** Start **

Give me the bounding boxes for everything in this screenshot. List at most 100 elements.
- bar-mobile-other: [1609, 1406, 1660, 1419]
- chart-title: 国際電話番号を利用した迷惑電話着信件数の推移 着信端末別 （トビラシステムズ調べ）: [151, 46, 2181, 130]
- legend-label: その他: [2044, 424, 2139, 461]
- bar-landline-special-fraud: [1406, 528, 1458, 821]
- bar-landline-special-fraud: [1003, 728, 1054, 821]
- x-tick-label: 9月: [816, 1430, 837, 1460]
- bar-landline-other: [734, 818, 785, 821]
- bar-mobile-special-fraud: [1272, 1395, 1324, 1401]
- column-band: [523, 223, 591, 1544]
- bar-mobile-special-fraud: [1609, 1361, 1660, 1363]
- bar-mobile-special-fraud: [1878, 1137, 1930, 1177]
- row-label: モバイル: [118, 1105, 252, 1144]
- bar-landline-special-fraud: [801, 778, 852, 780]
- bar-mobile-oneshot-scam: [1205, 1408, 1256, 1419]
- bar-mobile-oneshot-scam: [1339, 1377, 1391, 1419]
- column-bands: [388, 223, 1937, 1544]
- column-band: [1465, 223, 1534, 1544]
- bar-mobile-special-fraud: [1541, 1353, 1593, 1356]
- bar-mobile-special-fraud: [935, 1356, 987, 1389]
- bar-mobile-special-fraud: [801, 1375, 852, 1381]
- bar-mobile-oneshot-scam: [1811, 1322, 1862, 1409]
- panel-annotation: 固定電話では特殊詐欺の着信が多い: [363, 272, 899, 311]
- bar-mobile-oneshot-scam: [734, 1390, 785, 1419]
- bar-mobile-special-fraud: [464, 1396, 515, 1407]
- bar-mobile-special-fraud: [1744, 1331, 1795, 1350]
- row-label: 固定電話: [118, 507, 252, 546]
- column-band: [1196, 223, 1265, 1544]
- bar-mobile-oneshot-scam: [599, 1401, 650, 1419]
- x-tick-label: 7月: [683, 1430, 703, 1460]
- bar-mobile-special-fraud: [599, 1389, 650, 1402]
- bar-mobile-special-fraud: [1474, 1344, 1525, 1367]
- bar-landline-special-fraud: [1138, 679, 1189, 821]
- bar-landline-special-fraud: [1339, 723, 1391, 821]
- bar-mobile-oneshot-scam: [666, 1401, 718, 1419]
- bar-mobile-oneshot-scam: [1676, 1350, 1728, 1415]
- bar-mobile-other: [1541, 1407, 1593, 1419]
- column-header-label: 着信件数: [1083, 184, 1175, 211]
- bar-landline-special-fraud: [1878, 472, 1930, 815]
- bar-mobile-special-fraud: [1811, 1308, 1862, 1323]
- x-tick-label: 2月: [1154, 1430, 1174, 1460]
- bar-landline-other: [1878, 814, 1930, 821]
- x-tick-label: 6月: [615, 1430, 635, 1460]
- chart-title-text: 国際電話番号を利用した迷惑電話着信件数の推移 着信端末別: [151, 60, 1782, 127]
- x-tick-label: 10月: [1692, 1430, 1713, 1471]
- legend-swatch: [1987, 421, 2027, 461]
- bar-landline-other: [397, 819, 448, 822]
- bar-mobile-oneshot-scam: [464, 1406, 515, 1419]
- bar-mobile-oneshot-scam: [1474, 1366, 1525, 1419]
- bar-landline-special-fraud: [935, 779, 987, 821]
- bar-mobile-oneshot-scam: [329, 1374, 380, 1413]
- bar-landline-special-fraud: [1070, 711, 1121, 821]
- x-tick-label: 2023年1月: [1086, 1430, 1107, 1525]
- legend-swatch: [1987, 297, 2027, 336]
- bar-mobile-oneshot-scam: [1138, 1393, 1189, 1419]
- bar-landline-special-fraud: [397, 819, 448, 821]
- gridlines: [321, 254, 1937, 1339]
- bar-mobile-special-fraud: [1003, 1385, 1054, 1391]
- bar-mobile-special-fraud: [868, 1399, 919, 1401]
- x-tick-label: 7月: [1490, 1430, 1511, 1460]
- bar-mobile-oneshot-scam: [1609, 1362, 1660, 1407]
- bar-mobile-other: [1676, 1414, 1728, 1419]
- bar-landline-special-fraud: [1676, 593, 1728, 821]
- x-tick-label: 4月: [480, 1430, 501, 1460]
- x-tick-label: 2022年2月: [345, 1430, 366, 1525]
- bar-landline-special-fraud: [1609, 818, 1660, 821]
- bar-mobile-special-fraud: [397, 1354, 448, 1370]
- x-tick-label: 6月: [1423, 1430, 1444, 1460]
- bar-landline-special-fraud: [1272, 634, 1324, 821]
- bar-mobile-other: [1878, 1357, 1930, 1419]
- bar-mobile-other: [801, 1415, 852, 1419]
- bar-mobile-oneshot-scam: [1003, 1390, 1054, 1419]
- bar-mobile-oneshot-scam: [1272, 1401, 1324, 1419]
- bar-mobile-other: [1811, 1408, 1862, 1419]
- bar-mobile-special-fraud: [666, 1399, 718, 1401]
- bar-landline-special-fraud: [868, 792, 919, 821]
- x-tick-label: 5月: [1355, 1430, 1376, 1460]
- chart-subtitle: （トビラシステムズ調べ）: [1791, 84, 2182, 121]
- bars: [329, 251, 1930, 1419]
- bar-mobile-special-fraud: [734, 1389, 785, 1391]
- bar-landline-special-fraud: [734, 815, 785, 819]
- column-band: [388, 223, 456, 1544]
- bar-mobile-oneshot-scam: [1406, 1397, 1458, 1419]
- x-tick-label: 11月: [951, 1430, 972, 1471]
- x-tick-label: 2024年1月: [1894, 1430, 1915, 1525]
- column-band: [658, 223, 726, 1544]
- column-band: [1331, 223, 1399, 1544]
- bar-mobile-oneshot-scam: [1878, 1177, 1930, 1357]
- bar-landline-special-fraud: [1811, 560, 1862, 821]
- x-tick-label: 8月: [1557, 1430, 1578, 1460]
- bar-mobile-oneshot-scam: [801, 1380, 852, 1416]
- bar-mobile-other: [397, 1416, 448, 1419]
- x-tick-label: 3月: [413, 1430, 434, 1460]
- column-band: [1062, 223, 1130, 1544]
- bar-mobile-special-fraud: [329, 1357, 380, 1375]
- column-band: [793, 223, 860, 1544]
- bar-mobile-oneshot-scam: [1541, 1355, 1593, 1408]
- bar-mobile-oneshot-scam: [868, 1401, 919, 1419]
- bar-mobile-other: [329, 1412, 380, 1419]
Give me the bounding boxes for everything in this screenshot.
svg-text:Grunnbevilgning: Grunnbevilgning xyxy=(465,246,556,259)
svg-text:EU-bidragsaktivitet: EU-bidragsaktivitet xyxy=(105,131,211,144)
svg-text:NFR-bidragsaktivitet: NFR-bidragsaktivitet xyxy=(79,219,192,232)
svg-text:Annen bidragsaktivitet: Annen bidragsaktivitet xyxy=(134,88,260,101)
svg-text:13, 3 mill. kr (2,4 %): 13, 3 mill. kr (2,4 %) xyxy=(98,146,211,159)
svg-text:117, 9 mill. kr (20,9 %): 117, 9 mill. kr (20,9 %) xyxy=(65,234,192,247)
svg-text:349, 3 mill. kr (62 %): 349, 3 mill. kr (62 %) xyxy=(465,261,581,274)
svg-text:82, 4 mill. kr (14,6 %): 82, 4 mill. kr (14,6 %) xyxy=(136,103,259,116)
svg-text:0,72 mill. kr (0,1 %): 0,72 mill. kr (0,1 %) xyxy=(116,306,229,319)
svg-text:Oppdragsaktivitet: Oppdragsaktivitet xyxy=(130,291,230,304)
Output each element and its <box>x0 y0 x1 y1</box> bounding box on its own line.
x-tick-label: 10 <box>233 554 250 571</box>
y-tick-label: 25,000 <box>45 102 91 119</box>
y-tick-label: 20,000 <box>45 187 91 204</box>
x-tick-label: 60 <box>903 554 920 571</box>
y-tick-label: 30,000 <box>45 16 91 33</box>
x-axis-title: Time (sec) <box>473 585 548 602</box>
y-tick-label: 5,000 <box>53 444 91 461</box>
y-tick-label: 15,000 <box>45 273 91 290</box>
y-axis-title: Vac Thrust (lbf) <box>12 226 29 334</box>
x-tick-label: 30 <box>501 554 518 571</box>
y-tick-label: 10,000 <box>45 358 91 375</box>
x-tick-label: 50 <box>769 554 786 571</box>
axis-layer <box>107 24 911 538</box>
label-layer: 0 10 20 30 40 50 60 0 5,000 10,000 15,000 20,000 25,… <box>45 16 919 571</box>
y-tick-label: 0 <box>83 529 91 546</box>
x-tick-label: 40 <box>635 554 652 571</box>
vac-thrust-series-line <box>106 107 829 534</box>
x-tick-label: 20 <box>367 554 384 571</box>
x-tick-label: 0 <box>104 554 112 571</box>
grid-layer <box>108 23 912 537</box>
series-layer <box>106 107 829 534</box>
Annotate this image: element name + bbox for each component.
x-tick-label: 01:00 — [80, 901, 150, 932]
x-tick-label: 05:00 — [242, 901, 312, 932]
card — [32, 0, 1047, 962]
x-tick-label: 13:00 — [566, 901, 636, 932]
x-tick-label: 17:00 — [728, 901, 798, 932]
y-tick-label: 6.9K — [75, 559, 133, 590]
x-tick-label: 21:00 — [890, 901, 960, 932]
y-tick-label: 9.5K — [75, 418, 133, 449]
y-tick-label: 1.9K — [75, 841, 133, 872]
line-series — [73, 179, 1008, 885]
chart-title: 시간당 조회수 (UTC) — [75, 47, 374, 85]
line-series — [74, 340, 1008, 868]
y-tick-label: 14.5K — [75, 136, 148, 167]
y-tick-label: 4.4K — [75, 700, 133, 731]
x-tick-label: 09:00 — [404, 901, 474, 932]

** End **

Exercise –
Copy verbatim the stretch of the items from their start through the line containing "- bar-mobile-oneshot-scam: [599, 1401, 650, 1419]", with both ends included.

Reply –
Give me the bounding boxes for everything in this screenshot. List at most 100 elements.
- bar-mobile-other: [1609, 1406, 1660, 1419]
- chart-title: 国際電話番号を利用した迷惑電話着信件数の推移 着信端末別 （トビラシステムズ調べ）: [151, 46, 2181, 130]
- legend-label: その他: [2044, 424, 2139, 461]
- bar-landline-special-fraud: [1406, 528, 1458, 821]
- bar-landline-special-fraud: [1003, 728, 1054, 821]
- x-tick-label: 9月: [816, 1430, 837, 1460]
- bar-landline-other: [734, 818, 785, 821]
- bar-mobile-special-fraud: [1272, 1395, 1324, 1401]
- column-band: [523, 223, 591, 1544]
- bar-mobile-special-fraud: [1609, 1361, 1660, 1363]
- bar-mobile-special-fraud: [1878, 1137, 1930, 1177]
- row-label: モバイル: [118, 1105, 252, 1144]
- bar-landline-special-fraud: [801, 778, 852, 780]
- bar-mobile-oneshot-scam: [1205, 1408, 1256, 1419]
- bar-mobile-oneshot-scam: [1339, 1377, 1391, 1419]
- column-bands: [388, 223, 1937, 1544]
- column-band: [1465, 223, 1534, 1544]
- bar-mobile-special-fraud: [1541, 1353, 1593, 1356]
- bar-mobile-special-fraud: [935, 1356, 987, 1389]
- bar-mobile-special-fraud: [801, 1375, 852, 1381]
- bar-mobile-oneshot-scam: [1811, 1322, 1862, 1409]
- panel-annotation: 固定電話では特殊詐欺の着信が多い: [363, 272, 899, 311]
- bar-mobile-oneshot-scam: [734, 1390, 785, 1419]
- bar-mobile-special-fraud: [464, 1396, 515, 1407]
- bar-mobile-special-fraud: [1744, 1331, 1795, 1350]
- row-label: 固定電話: [118, 507, 252, 546]
- column-band: [1196, 223, 1265, 1544]
- bar-mobile-oneshot-scam: [599, 1401, 650, 1419]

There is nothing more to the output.